**Exercise goal:**
Convert each line of the material below into a numbered list, leaving out any blank lines.

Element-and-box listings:
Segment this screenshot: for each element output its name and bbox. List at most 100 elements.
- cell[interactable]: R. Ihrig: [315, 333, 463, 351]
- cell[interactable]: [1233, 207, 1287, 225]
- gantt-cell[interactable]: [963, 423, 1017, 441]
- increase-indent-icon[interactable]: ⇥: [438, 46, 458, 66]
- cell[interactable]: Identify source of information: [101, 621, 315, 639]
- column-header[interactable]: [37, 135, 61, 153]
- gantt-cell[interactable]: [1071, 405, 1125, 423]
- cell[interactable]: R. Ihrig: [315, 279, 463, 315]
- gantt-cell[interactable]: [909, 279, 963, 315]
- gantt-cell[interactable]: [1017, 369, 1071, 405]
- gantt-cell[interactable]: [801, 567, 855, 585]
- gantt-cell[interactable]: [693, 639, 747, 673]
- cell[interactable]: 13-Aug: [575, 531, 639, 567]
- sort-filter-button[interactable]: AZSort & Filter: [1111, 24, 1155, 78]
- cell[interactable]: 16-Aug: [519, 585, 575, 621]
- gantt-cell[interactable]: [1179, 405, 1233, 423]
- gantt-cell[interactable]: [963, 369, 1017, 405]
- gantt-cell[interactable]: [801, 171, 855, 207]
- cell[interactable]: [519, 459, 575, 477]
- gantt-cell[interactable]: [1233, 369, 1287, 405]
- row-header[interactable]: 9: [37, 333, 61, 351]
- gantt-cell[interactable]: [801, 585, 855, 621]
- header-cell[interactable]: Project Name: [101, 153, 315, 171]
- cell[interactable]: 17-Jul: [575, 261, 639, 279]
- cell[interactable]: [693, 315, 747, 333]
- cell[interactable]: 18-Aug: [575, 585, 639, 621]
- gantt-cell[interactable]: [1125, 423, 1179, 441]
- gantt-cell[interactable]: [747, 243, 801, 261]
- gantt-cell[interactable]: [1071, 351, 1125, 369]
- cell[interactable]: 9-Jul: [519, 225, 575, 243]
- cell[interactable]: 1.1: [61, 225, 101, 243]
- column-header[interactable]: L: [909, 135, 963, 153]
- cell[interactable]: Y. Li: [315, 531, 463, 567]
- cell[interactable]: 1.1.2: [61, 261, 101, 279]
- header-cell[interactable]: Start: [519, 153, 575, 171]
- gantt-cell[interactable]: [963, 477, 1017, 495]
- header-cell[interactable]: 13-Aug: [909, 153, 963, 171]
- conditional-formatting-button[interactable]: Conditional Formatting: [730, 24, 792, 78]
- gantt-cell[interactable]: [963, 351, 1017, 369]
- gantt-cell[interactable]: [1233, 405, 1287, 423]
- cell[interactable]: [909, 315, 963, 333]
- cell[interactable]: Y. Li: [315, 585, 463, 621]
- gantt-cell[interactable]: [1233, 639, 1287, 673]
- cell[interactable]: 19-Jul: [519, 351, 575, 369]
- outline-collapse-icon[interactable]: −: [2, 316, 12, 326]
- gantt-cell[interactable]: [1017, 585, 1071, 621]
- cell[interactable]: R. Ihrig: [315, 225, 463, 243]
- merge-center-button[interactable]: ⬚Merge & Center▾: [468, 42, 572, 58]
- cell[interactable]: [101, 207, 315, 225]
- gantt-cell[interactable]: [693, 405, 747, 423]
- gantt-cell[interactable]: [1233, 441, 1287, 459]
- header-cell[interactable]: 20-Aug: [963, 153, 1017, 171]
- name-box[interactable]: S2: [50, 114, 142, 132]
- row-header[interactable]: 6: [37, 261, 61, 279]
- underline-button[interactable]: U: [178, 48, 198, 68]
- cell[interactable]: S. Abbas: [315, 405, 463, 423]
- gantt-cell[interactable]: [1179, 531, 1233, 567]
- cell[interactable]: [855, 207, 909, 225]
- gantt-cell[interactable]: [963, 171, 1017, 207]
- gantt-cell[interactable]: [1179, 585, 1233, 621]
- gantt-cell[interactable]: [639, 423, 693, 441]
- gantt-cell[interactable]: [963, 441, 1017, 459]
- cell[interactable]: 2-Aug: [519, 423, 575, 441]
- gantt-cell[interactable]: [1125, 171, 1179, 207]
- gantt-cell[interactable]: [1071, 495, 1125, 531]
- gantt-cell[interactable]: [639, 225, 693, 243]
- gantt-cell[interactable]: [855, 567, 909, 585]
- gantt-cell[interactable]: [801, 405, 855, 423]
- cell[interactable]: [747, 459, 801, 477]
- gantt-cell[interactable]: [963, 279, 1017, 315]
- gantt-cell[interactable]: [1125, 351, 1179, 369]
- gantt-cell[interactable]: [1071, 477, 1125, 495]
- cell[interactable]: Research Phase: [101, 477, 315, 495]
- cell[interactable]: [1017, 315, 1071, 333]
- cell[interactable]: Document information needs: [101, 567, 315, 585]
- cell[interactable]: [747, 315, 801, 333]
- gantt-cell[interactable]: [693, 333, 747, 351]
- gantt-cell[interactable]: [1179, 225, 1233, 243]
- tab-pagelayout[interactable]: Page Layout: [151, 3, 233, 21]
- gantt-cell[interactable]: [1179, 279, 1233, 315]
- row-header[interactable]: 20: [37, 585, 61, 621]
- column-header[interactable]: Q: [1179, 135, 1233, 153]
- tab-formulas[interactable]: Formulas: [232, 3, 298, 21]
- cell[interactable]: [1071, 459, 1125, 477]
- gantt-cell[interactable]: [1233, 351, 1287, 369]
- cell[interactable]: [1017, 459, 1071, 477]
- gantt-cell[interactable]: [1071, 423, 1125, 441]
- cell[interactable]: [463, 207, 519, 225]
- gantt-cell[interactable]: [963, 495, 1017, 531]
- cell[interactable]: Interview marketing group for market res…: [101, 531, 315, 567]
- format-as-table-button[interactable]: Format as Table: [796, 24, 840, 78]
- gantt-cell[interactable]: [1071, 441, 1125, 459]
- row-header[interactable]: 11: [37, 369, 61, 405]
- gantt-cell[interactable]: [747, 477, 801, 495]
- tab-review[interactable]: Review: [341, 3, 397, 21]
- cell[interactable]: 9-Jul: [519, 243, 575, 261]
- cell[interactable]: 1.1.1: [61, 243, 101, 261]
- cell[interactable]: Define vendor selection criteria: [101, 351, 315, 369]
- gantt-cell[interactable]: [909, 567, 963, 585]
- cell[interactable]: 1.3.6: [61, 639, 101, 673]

**Completed task:**
1. Segment this screenshot: for each element output its name and bbox. List at most 100 elements.
2. - cell[interactable]: R. Ihrig: [315, 333, 463, 351]
3. - cell[interactable]: [1233, 207, 1287, 225]
4. - gantt-cell[interactable]: [963, 423, 1017, 441]
5. - increase-indent-icon[interactable]: ⇥: [438, 46, 458, 66]
6. - cell[interactable]: Identify source of information: [101, 621, 315, 639]
7. - column-header[interactable]: [37, 135, 61, 153]
8. - gantt-cell[interactable]: [1071, 405, 1125, 423]
9. - cell[interactable]: R. Ihrig: [315, 279, 463, 315]
10. - gantt-cell[interactable]: [909, 279, 963, 315]
11. - gantt-cell[interactable]: [1017, 369, 1071, 405]
12. - gantt-cell[interactable]: [801, 567, 855, 585]
13. - gantt-cell[interactable]: [693, 639, 747, 673]
14. - cell[interactable]: 13-Aug: [575, 531, 639, 567]
15. - sort-filter-button[interactable]: AZSort & Filter: [1111, 24, 1155, 78]
16. - cell[interactable]: 16-Aug: [519, 585, 575, 621]
17. - gantt-cell[interactable]: [1179, 405, 1233, 423]
18. - gantt-cell[interactable]: [963, 369, 1017, 405]
19. - gantt-cell[interactable]: [801, 171, 855, 207]
20. - cell[interactable]: [519, 459, 575, 477]
21. - gantt-cell[interactable]: [1233, 369, 1287, 405]
22. - row-header[interactable]: 9: [37, 333, 61, 351]
23. - gantt-cell[interactable]: [801, 585, 855, 621]
24. - header-cell[interactable]: Project Name: [101, 153, 315, 171]
25. - cell[interactable]: 17-Jul: [575, 261, 639, 279]
26. - cell[interactable]: [693, 315, 747, 333]
27. - cell[interactable]: 18-Aug: [575, 585, 639, 621]
28. - gantt-cell[interactable]: [1125, 423, 1179, 441]
29. - gantt-cell[interactable]: [747, 243, 801, 261]
30. - gantt-cell[interactable]: [1071, 351, 1125, 369]
31. - cell[interactable]: 9-Jul: [519, 225, 575, 243]
32. - cell[interactable]: 1.1: [61, 225, 101, 243]
33. - column-header[interactable]: L: [909, 135, 963, 153]
34. - cell[interactable]: Y. Li: [315, 531, 463, 567]
35. - cell[interactable]: 1.1.2: [61, 261, 101, 279]
36. - header-cell[interactable]: Start: [519, 153, 575, 171]
37. - gantt-cell[interactable]: [963, 477, 1017, 495]
38. - header-cell[interactable]: 13-Aug: [909, 153, 963, 171]
39. - conditional-formatting-button[interactable]: Conditional Formatting: [730, 24, 792, 78]
40. - gantt-cell[interactable]: [963, 351, 1017, 369]
41. - gantt-cell[interactable]: [1233, 405, 1287, 423]
42. - cell[interactable]: [909, 315, 963, 333]
43. - cell[interactable]: Y. Li: [315, 585, 463, 621]
44. - gantt-cell[interactable]: [1233, 639, 1287, 673]
45. - cell[interactable]: 19-Jul: [519, 351, 575, 369]
46. - outline-collapse-icon[interactable]: −: [2, 316, 12, 326]
47. - gantt-cell[interactable]: [1017, 585, 1071, 621]
48. - cell[interactable]: R. Ihrig: [315, 225, 463, 243]
49. - merge-center-button[interactable]: ⬚Merge & Center▾: [468, 42, 572, 58]
50. - cell[interactable]: [101, 207, 315, 225]
51. - gantt-cell[interactable]: [693, 405, 747, 423]
52. - gantt-cell[interactable]: [1233, 441, 1287, 459]
53. - header-cell[interactable]: 20-Aug: [963, 153, 1017, 171]
54. - name-box[interactable]: S2: [50, 114, 142, 132]
55. - row-header[interactable]: 6: [37, 261, 61, 279]
56. - underline-button[interactable]: U: [178, 48, 198, 68]
57. - cell[interactable]: S. Abbas: [315, 405, 463, 423]
58. - gantt-cell[interactable]: [1179, 531, 1233, 567]
59. - cell[interactable]: [855, 207, 909, 225]
60. - gantt-cell[interactable]: [963, 171, 1017, 207]
61. - gantt-cell[interactable]: [1179, 585, 1233, 621]
62. - gantt-cell[interactable]: [639, 423, 693, 441]
63. - gantt-cell[interactable]: [963, 441, 1017, 459]
64. - cell[interactable]: 2-Aug: [519, 423, 575, 441]
65. - gantt-cell[interactable]: [1125, 171, 1179, 207]
66. - gantt-cell[interactable]: [1071, 495, 1125, 531]
67. - gantt-cell[interactable]: [639, 225, 693, 243]
68. - gantt-cell[interactable]: [855, 567, 909, 585]
69. - gantt-cell[interactable]: [801, 405, 855, 423]
70. - cell[interactable]: [747, 459, 801, 477]
71. - gantt-cell[interactable]: [963, 279, 1017, 315]
72. - gantt-cell[interactable]: [1125, 351, 1179, 369]
73. - gantt-cell[interactable]: [1071, 477, 1125, 495]
74. - cell[interactable]: Research Phase: [101, 477, 315, 495]
75. - cell[interactable]: [1017, 315, 1071, 333]
76. - cell[interactable]: Document information needs: [101, 567, 315, 585]
77. - cell[interactable]: [747, 315, 801, 333]
78. - gantt-cell[interactable]: [693, 333, 747, 351]
79. - gantt-cell[interactable]: [1179, 225, 1233, 243]
80. - tab-pagelayout[interactable]: Page Layout: [151, 3, 233, 21]
81. - gantt-cell[interactable]: [1179, 279, 1233, 315]
82. - row-header[interactable]: 20: [37, 585, 61, 621]
83. - column-header[interactable]: Q: [1179, 135, 1233, 153]
84. - tab-formulas[interactable]: Formulas: [232, 3, 298, 21]
85. - cell[interactable]: [1071, 459, 1125, 477]
86. - gantt-cell[interactable]: [1233, 351, 1287, 369]
87. - cell[interactable]: [1017, 459, 1071, 477]
88. - gantt-cell[interactable]: [1071, 423, 1125, 441]
89. - cell[interactable]: [463, 207, 519, 225]
90. - gantt-cell[interactable]: [963, 495, 1017, 531]
91. - cell[interactable]: Interview marketing group for market res…: [101, 531, 315, 567]
92. - format-as-table-button[interactable]: Format as Table: [796, 24, 840, 78]
93. - gantt-cell[interactable]: [1071, 441, 1125, 459]
94. - row-header[interactable]: 11: [37, 369, 61, 405]
95. - gantt-cell[interactable]: [747, 477, 801, 495]
96. - tab-review[interactable]: Review: [341, 3, 397, 21]
97. - cell[interactable]: 9-Jul: [519, 243, 575, 261]
98. - cell[interactable]: 1.1.1: [61, 243, 101, 261]
99. - cell[interactable]: Define vendor selection criteria: [101, 351, 315, 369]
100. - gantt-cell[interactable]: [909, 567, 963, 585]
101. - cell[interactable]: 1.3.6: [61, 639, 101, 673]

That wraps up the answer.